REQUIREMENTS. Single out the lines that include the word "державних". Copy them.

MATERIALS PROVIDED.
^^^^
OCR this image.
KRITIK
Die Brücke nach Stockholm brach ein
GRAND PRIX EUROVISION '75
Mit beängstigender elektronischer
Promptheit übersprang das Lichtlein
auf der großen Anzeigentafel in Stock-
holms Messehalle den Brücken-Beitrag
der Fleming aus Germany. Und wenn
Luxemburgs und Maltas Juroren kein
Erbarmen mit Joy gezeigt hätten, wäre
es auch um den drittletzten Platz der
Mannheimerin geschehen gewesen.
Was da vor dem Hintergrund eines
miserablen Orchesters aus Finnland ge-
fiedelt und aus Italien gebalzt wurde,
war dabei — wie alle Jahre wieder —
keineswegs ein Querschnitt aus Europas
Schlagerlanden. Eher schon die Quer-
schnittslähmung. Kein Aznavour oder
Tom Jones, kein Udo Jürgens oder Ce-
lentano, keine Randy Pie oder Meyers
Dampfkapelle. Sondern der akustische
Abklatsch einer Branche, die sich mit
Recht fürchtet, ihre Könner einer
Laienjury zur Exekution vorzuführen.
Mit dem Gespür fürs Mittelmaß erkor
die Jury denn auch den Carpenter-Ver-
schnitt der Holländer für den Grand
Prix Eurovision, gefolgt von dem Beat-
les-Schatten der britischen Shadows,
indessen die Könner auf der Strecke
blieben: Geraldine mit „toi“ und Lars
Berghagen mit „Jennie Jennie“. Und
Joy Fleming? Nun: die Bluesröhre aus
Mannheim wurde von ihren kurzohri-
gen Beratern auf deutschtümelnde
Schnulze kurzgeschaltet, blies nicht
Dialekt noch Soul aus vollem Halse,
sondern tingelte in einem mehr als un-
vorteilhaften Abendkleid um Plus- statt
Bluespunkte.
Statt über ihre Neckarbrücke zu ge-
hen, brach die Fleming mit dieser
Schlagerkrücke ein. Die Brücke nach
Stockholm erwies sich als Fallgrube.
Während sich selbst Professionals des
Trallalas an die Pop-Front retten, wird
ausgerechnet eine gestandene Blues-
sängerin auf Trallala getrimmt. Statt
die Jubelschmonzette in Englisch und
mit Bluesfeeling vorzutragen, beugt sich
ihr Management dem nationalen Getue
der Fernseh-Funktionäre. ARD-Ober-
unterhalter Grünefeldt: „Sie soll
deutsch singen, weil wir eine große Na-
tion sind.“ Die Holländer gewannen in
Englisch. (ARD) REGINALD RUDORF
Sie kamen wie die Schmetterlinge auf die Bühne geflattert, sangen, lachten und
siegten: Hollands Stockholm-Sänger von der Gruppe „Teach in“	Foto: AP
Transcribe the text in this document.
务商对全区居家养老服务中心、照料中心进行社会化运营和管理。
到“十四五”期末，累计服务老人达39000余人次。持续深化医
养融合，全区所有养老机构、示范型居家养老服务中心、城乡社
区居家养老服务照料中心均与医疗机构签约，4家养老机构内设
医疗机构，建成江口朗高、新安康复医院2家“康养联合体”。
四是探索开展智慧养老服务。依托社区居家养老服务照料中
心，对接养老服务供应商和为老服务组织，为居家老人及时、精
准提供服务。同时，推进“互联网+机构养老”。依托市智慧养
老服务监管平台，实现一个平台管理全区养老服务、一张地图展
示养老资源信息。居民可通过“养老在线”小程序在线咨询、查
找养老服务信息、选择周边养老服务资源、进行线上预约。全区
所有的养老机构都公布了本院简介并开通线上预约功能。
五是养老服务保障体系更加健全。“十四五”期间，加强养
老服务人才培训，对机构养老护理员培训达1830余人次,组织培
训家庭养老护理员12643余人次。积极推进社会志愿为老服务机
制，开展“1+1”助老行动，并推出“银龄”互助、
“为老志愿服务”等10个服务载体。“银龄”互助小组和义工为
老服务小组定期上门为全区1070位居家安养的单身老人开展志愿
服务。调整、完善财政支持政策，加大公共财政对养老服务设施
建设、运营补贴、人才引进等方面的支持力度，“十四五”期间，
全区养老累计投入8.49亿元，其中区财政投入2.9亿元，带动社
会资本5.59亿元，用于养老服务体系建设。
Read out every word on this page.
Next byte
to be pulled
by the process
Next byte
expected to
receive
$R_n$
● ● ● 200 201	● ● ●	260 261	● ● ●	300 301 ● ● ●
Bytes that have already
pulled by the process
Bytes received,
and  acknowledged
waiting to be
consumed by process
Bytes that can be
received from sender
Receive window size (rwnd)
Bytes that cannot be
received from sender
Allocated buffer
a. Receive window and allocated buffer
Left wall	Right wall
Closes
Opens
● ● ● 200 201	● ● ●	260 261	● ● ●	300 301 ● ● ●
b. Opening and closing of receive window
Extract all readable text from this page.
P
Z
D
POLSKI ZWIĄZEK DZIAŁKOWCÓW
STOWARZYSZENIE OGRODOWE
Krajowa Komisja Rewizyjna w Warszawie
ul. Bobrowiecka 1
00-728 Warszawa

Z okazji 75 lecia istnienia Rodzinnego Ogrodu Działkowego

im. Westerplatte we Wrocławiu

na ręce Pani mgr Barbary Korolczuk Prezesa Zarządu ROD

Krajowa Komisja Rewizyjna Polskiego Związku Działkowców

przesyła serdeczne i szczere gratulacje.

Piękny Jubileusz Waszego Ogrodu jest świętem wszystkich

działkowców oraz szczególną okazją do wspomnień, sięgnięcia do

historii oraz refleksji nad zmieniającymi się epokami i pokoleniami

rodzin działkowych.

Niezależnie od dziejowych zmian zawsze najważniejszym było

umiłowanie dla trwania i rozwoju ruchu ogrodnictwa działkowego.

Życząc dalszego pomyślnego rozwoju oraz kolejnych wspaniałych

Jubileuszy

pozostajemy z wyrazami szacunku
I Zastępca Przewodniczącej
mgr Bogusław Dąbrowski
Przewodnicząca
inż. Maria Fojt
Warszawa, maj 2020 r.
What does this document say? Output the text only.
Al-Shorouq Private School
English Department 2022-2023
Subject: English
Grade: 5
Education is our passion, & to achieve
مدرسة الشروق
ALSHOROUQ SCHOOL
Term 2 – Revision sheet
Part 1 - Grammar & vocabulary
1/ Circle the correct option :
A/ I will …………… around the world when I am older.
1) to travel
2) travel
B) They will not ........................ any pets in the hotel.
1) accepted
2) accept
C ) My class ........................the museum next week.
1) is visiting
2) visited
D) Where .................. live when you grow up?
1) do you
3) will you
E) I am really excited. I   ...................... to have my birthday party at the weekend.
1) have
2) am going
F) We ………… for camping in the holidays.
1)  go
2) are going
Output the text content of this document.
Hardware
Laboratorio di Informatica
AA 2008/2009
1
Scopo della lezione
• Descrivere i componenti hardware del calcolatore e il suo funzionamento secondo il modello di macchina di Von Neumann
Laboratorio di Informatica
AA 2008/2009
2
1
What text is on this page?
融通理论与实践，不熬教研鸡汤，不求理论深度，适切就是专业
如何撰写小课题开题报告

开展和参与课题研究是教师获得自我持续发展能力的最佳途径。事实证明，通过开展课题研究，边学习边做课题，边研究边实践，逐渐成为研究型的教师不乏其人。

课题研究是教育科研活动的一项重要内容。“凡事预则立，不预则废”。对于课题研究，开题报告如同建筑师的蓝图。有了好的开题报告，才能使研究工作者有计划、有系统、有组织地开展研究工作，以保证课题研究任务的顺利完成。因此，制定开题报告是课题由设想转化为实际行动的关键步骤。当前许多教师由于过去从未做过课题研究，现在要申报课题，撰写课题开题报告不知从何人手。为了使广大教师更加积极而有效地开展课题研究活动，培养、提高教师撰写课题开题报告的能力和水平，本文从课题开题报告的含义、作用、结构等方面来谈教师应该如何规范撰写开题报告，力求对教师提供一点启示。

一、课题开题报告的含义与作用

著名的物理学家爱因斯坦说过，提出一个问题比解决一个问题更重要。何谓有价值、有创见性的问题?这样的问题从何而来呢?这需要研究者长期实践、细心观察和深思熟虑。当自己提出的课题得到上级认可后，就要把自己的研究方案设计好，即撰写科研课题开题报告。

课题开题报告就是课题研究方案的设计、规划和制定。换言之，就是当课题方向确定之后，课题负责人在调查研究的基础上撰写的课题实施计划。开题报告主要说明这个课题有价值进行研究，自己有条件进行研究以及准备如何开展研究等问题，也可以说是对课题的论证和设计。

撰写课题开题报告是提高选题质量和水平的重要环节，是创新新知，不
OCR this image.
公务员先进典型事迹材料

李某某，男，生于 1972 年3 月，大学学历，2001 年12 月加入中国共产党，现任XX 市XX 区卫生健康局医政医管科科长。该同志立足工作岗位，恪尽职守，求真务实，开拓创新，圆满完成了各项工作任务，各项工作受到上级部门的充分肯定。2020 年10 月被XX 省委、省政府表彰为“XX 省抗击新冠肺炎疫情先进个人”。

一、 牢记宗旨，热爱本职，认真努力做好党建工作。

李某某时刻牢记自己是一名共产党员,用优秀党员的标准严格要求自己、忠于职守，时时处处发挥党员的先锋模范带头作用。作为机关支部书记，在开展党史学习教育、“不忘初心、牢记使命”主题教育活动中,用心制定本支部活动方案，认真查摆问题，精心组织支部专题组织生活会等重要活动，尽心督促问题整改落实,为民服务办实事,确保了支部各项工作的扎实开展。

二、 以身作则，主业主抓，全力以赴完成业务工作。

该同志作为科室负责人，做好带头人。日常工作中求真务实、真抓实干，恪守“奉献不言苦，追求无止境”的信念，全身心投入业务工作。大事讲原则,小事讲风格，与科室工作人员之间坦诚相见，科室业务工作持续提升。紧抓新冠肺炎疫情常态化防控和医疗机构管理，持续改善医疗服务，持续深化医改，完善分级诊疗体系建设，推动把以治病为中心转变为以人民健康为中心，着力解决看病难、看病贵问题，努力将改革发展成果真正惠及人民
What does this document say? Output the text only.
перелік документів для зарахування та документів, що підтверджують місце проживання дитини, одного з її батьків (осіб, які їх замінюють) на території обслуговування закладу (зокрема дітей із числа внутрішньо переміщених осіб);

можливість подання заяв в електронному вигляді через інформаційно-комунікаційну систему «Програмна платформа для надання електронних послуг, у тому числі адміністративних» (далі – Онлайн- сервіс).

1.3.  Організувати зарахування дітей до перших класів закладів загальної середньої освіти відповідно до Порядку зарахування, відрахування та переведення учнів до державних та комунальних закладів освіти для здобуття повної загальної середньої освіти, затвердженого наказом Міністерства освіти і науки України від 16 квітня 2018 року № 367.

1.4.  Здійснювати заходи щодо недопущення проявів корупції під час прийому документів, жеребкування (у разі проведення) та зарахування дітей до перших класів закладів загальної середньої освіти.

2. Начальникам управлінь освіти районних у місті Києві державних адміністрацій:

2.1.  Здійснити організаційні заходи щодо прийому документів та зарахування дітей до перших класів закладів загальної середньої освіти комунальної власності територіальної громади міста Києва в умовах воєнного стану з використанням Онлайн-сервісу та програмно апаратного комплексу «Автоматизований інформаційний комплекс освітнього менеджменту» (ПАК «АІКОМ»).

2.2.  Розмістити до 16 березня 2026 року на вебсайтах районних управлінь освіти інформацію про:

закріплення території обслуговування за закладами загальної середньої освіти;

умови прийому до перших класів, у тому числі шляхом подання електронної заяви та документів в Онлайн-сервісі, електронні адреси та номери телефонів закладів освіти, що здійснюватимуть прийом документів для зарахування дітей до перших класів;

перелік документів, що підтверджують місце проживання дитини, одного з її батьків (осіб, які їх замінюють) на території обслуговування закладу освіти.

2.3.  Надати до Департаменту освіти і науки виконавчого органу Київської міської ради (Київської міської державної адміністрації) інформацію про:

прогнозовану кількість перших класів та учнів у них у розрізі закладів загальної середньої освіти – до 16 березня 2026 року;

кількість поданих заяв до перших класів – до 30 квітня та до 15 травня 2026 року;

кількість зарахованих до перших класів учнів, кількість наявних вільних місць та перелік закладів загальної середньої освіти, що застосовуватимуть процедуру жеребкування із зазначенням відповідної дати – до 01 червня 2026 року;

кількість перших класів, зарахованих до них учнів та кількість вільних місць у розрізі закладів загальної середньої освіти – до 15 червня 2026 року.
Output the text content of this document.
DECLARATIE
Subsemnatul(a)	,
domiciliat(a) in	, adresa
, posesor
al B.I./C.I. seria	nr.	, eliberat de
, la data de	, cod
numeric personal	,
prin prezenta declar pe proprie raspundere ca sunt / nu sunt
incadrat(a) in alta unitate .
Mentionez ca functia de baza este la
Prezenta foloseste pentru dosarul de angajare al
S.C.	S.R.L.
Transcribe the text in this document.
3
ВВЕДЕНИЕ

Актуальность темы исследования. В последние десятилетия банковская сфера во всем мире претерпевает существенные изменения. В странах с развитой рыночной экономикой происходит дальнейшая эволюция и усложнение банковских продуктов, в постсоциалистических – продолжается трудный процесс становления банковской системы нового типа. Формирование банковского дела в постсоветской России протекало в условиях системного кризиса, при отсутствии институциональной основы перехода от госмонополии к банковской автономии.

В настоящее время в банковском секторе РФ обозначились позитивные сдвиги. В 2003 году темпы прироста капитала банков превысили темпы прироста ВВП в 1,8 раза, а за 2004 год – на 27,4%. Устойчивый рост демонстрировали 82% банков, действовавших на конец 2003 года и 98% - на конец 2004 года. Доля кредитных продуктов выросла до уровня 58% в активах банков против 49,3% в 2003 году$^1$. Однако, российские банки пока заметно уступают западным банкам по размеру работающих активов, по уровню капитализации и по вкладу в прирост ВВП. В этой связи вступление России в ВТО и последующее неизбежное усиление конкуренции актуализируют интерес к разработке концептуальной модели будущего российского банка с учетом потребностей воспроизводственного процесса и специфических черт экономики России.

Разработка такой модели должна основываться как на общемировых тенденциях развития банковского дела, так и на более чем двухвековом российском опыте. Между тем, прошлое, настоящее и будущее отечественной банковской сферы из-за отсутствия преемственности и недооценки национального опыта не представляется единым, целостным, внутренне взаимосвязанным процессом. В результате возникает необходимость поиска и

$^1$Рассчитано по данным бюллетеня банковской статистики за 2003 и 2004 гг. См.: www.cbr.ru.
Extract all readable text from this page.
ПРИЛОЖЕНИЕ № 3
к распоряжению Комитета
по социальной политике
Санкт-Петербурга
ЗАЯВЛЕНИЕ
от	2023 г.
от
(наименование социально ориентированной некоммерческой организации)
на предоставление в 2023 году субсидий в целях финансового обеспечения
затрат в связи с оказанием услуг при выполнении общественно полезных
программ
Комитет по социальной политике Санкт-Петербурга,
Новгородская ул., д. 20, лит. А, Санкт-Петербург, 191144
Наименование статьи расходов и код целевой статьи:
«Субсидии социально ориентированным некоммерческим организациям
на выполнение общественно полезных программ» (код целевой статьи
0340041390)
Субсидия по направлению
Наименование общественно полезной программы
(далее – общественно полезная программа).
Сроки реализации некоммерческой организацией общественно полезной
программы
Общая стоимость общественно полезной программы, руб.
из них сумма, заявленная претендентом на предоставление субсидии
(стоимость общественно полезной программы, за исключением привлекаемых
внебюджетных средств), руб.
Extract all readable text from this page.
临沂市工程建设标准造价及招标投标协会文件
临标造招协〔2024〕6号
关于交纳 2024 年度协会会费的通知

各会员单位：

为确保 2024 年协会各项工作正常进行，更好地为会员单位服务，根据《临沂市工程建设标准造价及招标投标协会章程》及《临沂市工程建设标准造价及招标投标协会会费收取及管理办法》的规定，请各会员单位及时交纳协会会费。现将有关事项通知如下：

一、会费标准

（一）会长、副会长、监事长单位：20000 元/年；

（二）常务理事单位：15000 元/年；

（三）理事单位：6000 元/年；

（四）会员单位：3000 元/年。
^^^^
EXERCISE RESULT.
1.3.  Організувати зарахування дітей до перших класів закладів загальної середньої освіти відповідно до Порядку зарахування, відрахування та переведення учнів до державних та комунальних закладів освіти для здобуття повної загальної середньої освіти, затвердженого наказом Міністерства освіти і науки України від 16 квітня 2018 року № 367.
2. Начальникам управлінь освіти районних у місті Києві державних адміністрацій:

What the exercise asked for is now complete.